-- start Extracted information --
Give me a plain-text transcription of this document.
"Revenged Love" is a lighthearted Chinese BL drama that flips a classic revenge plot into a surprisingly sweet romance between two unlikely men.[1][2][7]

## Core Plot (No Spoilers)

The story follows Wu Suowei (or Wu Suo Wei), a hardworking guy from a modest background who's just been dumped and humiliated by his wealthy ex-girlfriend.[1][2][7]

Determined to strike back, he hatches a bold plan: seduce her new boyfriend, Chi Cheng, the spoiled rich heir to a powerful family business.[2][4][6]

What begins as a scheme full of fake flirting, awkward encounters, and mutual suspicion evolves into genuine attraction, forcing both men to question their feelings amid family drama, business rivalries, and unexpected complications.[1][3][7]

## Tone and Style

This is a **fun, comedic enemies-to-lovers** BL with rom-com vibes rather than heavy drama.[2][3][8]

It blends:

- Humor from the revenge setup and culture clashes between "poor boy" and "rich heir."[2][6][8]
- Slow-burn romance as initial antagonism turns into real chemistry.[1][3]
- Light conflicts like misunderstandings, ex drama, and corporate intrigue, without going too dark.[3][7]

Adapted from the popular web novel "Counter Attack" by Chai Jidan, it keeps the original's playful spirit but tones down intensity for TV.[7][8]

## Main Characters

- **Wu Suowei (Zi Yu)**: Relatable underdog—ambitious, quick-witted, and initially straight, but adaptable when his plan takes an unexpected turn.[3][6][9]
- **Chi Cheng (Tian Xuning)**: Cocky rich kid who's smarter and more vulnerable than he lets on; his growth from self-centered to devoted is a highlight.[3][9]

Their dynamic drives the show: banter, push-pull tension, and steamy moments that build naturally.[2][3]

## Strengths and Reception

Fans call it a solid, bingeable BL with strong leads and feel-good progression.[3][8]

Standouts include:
-- end Extracted information --
Restate the listing above word for word.

Give me a plain-text transcription of this document.
"Revenged Love" is a lighthearted Chinese BL drama that flips a classic revenge plot into a surprisingly sweet romance between two unlikely men.[1][2][7]

## Core Plot (No Spoilers)

The story follows Wu Suowei (or Wu Suo Wei), a hardworking guy from a modest background who's just been dumped and humiliated by his wealthy ex-girlfriend.[1][2][7]

Determined to strike back, he hatches a bold plan: seduce her new boyfriend, Chi Cheng, the spoiled rich heir to a powerful family business.[2][4][6]

What begins as a scheme full of fake flirting, awkward encounters, and mutual suspicion evolves into genuine attraction, forcing both men to question their feelings amid family drama, business rivalries, and unexpected complications.[1][3][7]

## Tone and Style

This is a **fun, comedic enemies-to-lovers** BL with rom-com vibes rather than heavy drama.[2][3][8]

It blends:

- Humor from the revenge setup and culture clashes between "poor boy" and "rich heir."[2][6][8]
- Slow-burn romance as initial antagonism turns into real chemistry.[1][3]
- Light conflicts like misunderstandings, ex drama, and corporate intrigue, without going too dark.[3][7]

Adapted from the popular web novel "Counter Attack" by Chai Jidan, it keeps the original's playful spirit but tones down intensity for TV.[7][8]

## Main Characters

- **Wu Suowei (Zi Yu)**: Relatable underdog—ambitious, quick-witted, and initially straight, but adaptable when his plan takes an unexpected turn.[3][6][9]
- **Chi Cheng (Tian Xuning)**: Cocky rich kid who's smarter and more vulnerable than he lets on; his growth from self-centered to devoted is a highlight.[3][9]

Their dynamic drives the show: banter, push-pull tension, and steamy moments that build naturally.[2][3]

## Strengths and Reception

Fans call it a solid, bingeable BL with strong leads and feel-good progression.[3][8]

Standouts include:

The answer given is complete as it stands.